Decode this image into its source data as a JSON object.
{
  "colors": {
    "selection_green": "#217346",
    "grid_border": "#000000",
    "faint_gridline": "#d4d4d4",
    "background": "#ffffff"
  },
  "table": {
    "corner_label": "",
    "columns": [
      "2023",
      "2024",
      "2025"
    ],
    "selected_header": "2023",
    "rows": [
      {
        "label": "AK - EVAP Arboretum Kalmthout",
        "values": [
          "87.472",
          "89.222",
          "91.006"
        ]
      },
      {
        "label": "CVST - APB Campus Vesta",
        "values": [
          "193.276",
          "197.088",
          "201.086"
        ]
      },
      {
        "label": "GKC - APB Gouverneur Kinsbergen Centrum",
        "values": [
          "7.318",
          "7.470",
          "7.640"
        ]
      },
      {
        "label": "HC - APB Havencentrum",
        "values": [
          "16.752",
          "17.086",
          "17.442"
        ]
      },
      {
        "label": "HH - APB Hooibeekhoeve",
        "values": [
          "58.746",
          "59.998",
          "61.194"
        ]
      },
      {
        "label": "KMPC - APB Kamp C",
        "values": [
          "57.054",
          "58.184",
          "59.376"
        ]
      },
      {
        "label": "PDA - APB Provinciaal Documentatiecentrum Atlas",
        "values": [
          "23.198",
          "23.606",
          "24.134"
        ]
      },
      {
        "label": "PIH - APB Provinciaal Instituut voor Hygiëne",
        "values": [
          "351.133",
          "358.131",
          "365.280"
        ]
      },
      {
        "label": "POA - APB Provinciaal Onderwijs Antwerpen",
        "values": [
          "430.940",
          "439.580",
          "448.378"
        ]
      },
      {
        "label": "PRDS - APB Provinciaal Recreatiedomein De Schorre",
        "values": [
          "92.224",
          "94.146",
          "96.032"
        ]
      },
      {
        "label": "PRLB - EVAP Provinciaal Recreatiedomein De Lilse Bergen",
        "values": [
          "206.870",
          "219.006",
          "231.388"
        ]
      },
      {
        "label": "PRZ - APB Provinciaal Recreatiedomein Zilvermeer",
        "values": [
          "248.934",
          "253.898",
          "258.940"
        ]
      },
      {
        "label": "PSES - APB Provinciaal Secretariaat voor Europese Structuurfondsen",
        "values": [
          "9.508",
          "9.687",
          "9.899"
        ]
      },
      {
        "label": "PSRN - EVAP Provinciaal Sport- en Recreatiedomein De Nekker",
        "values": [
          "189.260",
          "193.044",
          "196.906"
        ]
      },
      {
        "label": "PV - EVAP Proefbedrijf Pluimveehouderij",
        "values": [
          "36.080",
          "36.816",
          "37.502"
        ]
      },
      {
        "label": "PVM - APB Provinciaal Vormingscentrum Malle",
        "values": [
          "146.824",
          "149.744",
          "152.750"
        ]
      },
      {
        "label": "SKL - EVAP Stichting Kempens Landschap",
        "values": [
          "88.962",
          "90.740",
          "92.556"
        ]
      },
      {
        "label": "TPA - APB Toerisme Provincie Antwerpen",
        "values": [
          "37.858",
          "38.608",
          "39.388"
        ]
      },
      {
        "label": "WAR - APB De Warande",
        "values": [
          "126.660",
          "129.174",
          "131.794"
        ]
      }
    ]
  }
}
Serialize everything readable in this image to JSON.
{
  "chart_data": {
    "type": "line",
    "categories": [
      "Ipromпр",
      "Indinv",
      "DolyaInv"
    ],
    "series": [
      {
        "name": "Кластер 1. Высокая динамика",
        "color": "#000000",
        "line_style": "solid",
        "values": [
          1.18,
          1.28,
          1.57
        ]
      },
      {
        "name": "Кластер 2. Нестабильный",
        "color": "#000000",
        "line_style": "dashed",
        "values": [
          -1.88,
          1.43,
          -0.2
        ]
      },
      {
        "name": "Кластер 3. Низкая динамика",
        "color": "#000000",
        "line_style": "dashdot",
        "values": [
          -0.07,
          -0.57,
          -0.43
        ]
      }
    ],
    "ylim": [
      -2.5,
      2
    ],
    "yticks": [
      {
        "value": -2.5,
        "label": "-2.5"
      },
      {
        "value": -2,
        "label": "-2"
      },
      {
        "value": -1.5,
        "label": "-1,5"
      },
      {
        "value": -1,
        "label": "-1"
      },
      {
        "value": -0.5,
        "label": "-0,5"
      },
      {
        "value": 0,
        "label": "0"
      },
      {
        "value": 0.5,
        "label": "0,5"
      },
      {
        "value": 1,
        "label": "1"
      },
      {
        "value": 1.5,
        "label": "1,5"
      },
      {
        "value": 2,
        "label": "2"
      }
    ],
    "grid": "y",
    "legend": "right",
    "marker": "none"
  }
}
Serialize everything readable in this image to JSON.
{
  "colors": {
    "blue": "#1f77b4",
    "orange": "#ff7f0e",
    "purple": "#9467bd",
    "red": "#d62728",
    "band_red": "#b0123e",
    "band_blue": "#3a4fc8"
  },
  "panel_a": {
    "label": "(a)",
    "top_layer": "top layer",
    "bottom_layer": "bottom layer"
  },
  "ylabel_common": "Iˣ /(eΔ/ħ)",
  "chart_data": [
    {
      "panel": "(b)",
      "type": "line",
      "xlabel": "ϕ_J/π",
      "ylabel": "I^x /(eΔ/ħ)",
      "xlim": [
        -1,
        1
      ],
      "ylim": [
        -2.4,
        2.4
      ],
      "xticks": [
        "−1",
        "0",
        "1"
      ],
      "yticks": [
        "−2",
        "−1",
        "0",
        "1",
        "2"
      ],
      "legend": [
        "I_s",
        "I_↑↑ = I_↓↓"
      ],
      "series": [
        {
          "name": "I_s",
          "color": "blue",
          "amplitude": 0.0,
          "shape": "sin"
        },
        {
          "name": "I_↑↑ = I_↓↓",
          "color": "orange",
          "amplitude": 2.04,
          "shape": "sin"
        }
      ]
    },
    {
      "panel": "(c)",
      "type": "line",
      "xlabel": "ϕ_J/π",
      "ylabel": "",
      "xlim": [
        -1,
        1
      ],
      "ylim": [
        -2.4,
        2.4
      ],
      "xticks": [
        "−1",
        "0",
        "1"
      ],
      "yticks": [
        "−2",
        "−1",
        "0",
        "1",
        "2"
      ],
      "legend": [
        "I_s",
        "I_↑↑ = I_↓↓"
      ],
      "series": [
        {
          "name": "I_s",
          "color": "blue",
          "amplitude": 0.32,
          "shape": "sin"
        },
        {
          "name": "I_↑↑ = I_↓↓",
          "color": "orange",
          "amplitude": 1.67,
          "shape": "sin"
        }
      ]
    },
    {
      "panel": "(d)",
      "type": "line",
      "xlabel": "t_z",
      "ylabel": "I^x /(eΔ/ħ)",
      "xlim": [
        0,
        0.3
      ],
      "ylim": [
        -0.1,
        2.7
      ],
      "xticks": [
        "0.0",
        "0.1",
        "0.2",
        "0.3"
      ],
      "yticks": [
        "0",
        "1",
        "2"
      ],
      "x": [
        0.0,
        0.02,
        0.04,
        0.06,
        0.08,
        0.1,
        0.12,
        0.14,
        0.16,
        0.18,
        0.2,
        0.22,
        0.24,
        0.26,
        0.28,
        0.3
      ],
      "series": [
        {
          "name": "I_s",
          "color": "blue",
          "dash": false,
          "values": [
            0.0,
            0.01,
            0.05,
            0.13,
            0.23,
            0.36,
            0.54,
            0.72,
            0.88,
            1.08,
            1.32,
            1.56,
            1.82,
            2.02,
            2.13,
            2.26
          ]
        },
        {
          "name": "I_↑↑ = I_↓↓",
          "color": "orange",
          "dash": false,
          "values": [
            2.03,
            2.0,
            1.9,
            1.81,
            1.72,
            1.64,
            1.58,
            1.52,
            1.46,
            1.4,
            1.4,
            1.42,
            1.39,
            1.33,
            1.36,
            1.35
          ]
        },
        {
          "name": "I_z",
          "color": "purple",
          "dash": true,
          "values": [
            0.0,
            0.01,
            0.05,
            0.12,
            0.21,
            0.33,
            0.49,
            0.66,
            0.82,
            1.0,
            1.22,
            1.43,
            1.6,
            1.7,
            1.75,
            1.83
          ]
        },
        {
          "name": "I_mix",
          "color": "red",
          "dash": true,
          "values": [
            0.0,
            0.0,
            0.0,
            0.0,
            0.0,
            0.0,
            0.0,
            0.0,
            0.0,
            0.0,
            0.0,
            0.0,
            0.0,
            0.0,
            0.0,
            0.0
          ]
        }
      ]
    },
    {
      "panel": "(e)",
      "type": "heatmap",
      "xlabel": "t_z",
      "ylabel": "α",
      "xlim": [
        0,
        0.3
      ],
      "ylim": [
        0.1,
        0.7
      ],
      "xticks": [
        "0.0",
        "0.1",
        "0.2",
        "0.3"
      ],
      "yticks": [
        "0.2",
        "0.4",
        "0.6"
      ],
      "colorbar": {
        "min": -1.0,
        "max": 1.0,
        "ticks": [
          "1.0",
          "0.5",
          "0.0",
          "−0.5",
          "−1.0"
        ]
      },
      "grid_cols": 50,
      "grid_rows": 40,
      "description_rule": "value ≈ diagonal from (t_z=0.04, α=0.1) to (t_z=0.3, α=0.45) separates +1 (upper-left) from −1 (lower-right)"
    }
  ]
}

Instructions to follow:
Report the number of lines in the entries above that include the string "voor". Give nothing but the number.

Output of the exercise:
2